----- Task data
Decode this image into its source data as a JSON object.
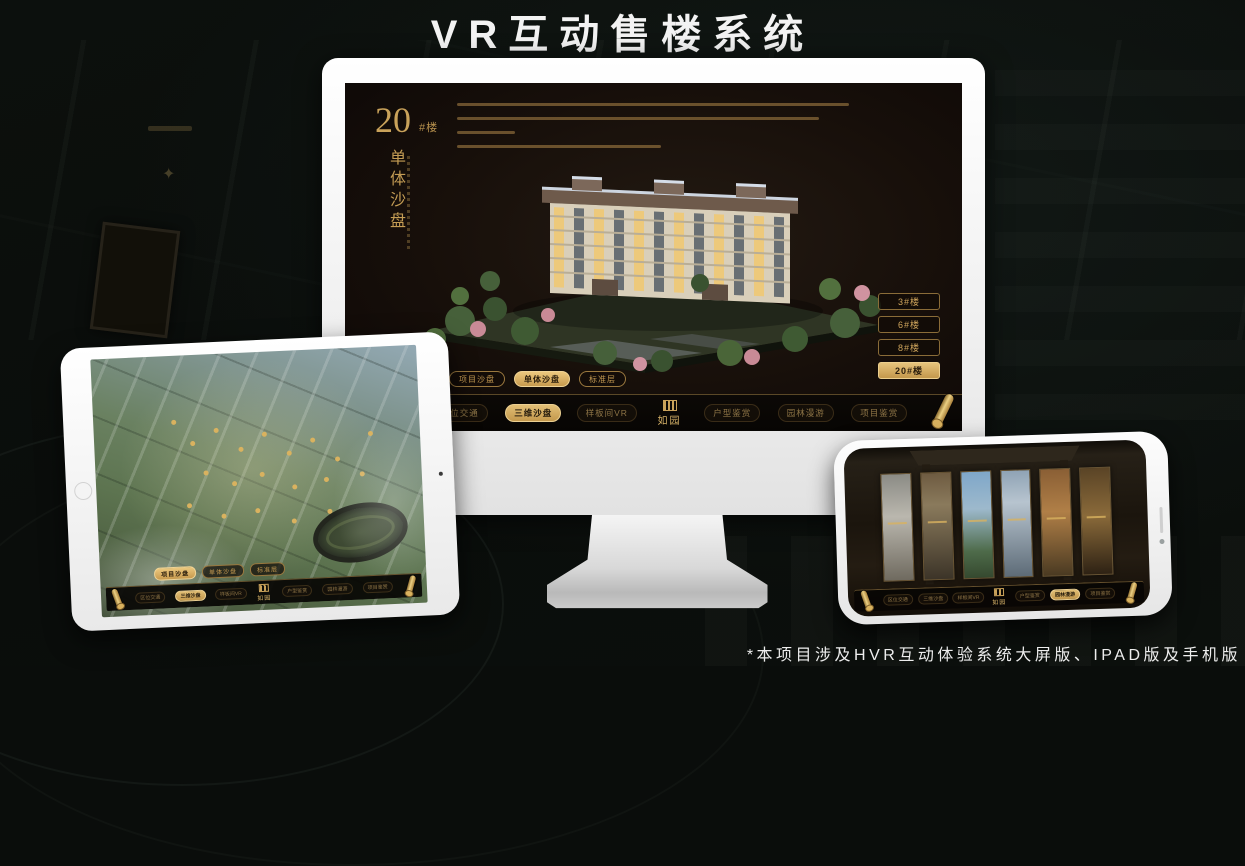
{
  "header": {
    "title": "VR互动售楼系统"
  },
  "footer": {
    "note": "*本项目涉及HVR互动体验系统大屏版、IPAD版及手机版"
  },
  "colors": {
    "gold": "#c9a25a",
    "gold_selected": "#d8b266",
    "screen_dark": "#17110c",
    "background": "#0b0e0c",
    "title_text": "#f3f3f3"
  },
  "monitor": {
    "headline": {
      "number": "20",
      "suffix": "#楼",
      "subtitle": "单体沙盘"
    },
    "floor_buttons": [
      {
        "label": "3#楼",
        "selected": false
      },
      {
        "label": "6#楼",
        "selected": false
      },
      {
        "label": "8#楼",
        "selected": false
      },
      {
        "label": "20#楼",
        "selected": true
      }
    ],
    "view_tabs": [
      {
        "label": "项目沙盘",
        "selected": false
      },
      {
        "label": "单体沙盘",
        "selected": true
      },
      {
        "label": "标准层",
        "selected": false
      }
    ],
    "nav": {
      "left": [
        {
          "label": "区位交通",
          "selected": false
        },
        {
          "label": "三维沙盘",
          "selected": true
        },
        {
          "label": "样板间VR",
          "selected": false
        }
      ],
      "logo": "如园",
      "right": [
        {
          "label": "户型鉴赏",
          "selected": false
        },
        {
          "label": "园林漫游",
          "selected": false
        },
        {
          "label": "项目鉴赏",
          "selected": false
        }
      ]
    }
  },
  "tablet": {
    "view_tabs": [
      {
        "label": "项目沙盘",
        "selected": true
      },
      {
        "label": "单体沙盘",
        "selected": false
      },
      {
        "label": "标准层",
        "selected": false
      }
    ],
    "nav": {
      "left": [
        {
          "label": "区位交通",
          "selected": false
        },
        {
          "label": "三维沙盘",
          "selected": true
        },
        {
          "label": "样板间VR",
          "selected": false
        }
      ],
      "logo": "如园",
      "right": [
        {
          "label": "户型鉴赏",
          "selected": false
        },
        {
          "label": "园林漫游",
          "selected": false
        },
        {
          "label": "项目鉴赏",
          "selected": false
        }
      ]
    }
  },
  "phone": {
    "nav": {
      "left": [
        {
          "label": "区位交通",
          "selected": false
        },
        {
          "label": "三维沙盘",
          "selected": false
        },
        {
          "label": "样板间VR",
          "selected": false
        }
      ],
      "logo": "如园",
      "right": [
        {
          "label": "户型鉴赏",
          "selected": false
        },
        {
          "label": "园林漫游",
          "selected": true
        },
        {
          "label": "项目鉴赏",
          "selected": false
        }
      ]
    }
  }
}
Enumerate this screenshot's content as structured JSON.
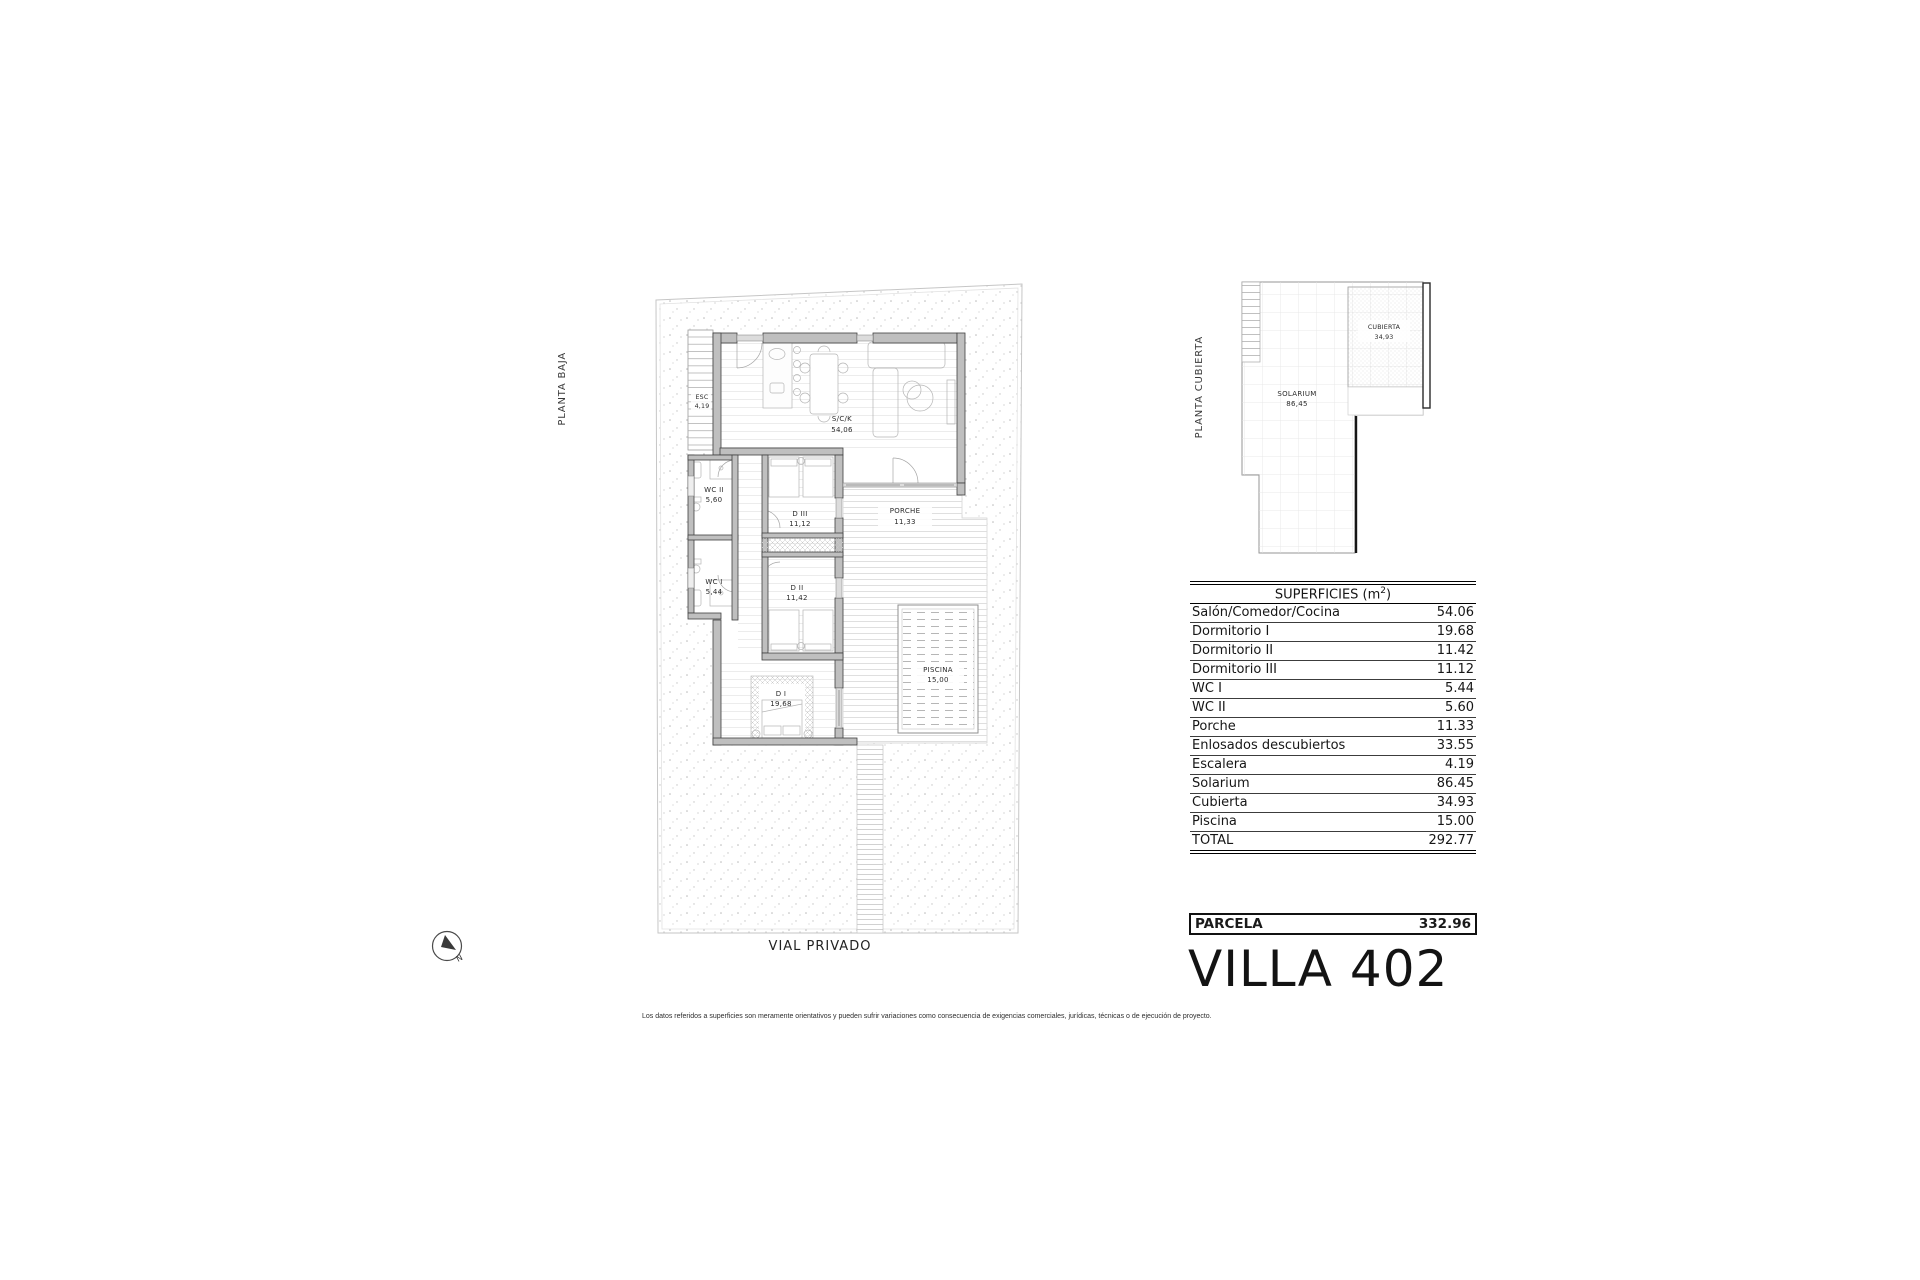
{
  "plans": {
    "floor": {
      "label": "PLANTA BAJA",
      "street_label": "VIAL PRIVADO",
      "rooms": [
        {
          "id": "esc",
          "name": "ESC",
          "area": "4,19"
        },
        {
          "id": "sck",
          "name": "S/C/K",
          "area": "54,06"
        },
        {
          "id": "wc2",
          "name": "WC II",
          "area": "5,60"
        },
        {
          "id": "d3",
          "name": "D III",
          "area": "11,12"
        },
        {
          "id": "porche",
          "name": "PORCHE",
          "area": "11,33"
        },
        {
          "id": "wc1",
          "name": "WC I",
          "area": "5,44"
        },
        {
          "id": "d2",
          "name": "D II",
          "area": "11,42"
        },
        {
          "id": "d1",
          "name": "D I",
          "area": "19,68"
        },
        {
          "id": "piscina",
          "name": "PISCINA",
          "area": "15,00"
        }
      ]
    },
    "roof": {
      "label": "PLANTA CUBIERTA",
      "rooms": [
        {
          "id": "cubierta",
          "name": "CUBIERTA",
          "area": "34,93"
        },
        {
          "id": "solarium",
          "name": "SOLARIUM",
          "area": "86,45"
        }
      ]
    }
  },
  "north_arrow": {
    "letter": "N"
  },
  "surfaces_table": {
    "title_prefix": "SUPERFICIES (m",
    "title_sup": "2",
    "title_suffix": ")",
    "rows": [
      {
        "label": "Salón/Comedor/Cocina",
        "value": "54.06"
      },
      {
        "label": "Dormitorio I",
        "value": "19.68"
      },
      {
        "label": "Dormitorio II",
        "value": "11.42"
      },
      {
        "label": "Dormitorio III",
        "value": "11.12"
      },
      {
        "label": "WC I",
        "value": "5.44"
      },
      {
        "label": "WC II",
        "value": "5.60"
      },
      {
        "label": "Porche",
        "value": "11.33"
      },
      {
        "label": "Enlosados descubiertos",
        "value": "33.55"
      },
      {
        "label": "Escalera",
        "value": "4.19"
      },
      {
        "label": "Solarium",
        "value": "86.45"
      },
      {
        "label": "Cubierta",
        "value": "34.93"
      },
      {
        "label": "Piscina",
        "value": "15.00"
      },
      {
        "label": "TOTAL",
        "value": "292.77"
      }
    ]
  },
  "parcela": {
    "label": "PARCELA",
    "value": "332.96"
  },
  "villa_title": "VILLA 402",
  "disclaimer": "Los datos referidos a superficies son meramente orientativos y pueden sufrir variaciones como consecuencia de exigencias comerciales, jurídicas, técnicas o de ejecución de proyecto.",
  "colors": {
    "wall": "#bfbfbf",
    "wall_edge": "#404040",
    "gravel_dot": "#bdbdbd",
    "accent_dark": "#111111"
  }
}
----------
◆ Your instructions ◆
Leave images out of the retyped records; keep all else exact.

◆ Result for this exercise ◆
Decode this image into its source data as a JSON object.
{
  "header": {
    "title": "VR互动售楼系统"
  },
  "footer": {
    "note": "*本项目涉及HVR互动体验系统大屏版、IPAD版及手机版"
  },
  "colors": {
    "gold": "#c9a25a",
    "gold_selected": "#d8b266",
    "screen_dark": "#17110c",
    "background": "#0b0e0c",
    "title_text": "#f3f3f3"
  },
  "monitor": {
    "headline": {
      "number": "20",
      "suffix": "#楼",
      "subtitle": "单体沙盘"
    },
    "floor_buttons": [
      {
        "label": "3#楼",
        "selected": false
      },
      {
        "label": "6#楼",
        "selected": false
      },
      {
        "label": "8#楼",
        "selected": false
      },
      {
        "label": "20#楼",
        "selected": true
      }
    ],
    "view_tabs": [
      {
        "label": "项目沙盘",
        "selected": false
      },
      {
        "label": "单体沙盘",
        "selected": true
      },
      {
        "label": "标准层",
        "selected": false
      }
    ],
    "nav": {
      "left": [
        {
          "label": "区位交通",
          "selected": false
        },
        {
          "label": "三维沙盘",
          "selected": true
        },
        {
          "label": "样板间VR",
          "selected": false
        }
      ],
      "logo": "如园",
      "right": [
        {
          "label": "户型鉴赏",
          "selected": false
        },
        {
          "label": "园林漫游",
          "selected": false
        },
        {
          "label": "项目鉴赏",
          "selected": false
        }
      ]
    }
  },
  "tablet": {
    "view_tabs": [
      {
        "label": "项目沙盘",
        "selected": true
      },
      {
        "label": "单体沙盘",
        "selected": false
      },
      {
        "label": "标准层",
        "selected": false
      }
    ],
    "nav": {
      "left": [
        {
          "label": "区位交通",
          "selected": false
        },
        {
          "label": "三维沙盘",
          "selected": true
        },
        {
          "label": "样板间VR",
          "selected": false
        }
      ],
      "logo": "如园",
      "right": [
        {
          "label": "户型鉴赏",
          "selected": false
        },
        {
          "label": "园林漫游",
          "selected": false
        },
        {
          "label": "项目鉴赏",
          "selected": false
        }
      ]
    }
  },
  "phone": {
    "nav": {
      "left": [
        {
          "label": "区位交通",
          "selected": false
        },
        {
          "label": "三维沙盘",
          "selected": false
        },
        {
          "label": "样板间VR",
          "selected": false
        }
      ],
      "logo": "如园",
      "right": [
        {
          "label": "户型鉴赏",
          "selected": false
        },
        {
          "label": "园林漫游",
          "selected": true
        },
        {
          "label": "项目鉴赏",
          "selected": false
        }
      ]
    }
  }
}
Enumerate this screenshot's content as structured JSON.
{
  "plans": {
    "floor": {
      "label": "PLANTA BAJA",
      "street_label": "VIAL PRIVADO",
      "rooms": [
        {
          "id": "esc",
          "name": "ESC",
          "area": "4,19"
        },
        {
          "id": "sck",
          "name": "S/C/K",
          "area": "54,06"
        },
        {
          "id": "wc2",
          "name": "WC II",
          "area": "5,60"
        },
        {
          "id": "d3",
          "name": "D III",
          "area": "11,12"
        },
        {
          "id": "porche",
          "name": "PORCHE",
          "area": "11,33"
        },
        {
          "id": "wc1",
          "name": "WC I",
          "area": "5,44"
        },
        {
          "id": "d2",
          "name": "D II",
          "area": "11,42"
        },
        {
          "id": "d1",
          "name": "D I",
          "area": "19,68"
        },
        {
          "id": "piscina",
          "name": "PISCINA",
          "area": "15,00"
        }
      ]
    },
    "roof": {
      "label": "PLANTA CUBIERTA",
      "rooms": [
        {
          "id": "cubierta",
          "name": "CUBIERTA",
          "area": "34,93"
        },
        {
          "id": "solarium",
          "name": "SOLARIUM",
          "area": "86,45"
        }
      ]
    }
  },
  "north_arrow": {
    "letter": "N"
  },
  "surfaces_table": {
    "title_prefix": "SUPERFICIES (m",
    "title_sup": "2",
    "title_suffix": ")",
    "rows": [
      {
        "label": "Salón/Comedor/Cocina",
        "value": "54.06"
      },
      {
        "label": "Dormitorio I",
        "value": "19.68"
      },
      {
        "label": "Dormitorio II",
        "value": "11.42"
      },
      {
        "label": "Dormitorio III",
        "value": "11.12"
      },
      {
        "label": "WC I",
        "value": "5.44"
      },
      {
        "label": "WC II",
        "value": "5.60"
      },
      {
        "label": "Porche",
        "value": "11.33"
      },
      {
        "label": "Enlosados descubiertos",
        "value": "33.55"
      },
      {
        "label": "Escalera",
        "value": "4.19"
      },
      {
        "label": "Solarium",
        "value": "86.45"
      },
      {
        "label": "Cubierta",
        "value": "34.93"
      },
      {
        "label": "Piscina",
        "value": "15.00"
      },
      {
        "label": "TOTAL",
        "value": "292.77"
      }
    ]
  },
  "parcela": {
    "label": "PARCELA",
    "value": "332.96"
  },
  "villa_title": "VILLA 402",
  "disclaimer": "Los datos referidos a superficies son meramente orientativos y pueden sufrir variaciones como consecuencia de exigencias comerciales, jurídicas, técnicas o de ejecución de proyecto.",
  "colors": {
    "wall": "#bfbfbf",
    "wall_edge": "#404040",
    "gravel_dot": "#bdbdbd",
    "accent_dark": "#111111"
  }
}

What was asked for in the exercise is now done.